Task instructions
A line counts if it contains the word "Common" at least once. State how many such lines the records contain, giving the number alone.

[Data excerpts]
'''

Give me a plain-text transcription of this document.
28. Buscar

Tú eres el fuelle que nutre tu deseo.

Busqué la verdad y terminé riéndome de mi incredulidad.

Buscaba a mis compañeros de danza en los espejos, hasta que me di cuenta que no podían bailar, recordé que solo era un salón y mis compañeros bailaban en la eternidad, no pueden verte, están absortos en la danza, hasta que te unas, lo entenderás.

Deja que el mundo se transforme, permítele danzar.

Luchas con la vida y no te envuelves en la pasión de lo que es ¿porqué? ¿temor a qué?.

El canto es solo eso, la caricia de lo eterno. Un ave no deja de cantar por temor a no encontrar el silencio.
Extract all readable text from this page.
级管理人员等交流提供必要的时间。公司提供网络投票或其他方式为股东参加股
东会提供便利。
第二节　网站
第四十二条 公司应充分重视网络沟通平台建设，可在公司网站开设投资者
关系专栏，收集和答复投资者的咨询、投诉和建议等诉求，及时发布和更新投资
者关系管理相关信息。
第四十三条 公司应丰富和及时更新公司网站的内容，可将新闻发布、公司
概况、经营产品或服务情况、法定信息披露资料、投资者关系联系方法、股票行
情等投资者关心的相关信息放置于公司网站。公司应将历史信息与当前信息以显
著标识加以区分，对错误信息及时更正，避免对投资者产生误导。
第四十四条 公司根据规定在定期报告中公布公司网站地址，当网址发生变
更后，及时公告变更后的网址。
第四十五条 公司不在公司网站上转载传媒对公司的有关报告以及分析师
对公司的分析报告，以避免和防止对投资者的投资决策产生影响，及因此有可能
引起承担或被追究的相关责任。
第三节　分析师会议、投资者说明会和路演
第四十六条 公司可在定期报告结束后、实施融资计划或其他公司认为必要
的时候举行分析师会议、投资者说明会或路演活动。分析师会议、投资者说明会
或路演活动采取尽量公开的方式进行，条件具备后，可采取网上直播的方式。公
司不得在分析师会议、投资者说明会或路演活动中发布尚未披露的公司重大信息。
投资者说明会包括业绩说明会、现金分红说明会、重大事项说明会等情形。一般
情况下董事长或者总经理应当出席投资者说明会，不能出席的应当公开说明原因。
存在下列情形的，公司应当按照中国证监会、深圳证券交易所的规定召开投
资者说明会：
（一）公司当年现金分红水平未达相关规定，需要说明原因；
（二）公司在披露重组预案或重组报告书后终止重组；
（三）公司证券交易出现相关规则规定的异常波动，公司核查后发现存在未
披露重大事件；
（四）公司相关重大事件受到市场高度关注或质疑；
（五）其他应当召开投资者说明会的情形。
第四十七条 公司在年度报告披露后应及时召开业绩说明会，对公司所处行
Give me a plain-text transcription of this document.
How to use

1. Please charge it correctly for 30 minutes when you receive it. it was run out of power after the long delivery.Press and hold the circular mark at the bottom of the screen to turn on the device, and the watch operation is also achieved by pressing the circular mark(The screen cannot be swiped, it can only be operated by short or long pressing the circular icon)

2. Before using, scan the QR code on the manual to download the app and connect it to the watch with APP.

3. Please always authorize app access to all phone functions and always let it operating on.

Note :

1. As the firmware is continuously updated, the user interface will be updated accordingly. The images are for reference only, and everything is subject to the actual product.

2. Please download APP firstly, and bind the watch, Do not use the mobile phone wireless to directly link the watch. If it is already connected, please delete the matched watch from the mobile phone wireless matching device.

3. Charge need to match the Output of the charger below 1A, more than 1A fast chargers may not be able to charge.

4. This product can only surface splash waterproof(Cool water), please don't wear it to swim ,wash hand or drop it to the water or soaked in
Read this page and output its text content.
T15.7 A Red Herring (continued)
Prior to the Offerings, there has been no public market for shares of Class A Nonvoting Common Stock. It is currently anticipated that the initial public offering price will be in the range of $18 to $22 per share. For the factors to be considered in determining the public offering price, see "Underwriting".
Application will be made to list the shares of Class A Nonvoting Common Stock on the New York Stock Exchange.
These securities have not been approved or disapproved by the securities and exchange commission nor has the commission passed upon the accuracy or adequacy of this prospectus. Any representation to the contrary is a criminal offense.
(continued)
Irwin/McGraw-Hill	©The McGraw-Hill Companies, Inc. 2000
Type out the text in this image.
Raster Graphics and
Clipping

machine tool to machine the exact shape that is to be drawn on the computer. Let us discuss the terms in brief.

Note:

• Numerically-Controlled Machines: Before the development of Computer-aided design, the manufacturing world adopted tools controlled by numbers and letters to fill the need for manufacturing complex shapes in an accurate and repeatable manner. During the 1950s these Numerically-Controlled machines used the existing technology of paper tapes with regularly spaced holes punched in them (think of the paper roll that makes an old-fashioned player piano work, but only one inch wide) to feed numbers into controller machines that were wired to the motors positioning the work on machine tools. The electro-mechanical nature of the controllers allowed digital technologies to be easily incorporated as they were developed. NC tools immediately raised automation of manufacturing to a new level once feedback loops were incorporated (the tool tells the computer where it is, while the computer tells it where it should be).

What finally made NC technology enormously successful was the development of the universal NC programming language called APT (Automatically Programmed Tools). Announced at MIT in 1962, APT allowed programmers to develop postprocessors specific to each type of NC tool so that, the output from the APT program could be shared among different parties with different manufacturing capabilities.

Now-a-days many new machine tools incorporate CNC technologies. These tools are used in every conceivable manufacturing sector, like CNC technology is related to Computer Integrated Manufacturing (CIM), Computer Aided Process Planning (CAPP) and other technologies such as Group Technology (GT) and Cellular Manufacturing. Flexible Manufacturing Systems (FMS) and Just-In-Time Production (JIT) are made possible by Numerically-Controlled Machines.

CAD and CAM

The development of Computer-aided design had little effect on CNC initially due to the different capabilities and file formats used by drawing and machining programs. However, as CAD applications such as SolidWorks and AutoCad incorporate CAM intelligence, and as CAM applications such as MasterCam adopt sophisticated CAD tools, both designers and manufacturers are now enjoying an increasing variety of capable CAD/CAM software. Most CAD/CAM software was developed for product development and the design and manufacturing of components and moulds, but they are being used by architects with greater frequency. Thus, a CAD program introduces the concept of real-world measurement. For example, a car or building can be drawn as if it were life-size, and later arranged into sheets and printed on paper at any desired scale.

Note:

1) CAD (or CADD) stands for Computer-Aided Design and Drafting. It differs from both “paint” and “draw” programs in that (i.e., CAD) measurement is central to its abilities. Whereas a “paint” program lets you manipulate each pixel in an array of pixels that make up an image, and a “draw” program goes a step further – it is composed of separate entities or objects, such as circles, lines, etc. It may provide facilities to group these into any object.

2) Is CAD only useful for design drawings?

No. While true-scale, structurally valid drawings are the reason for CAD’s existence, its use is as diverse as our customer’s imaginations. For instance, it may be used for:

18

'''

Written solution
2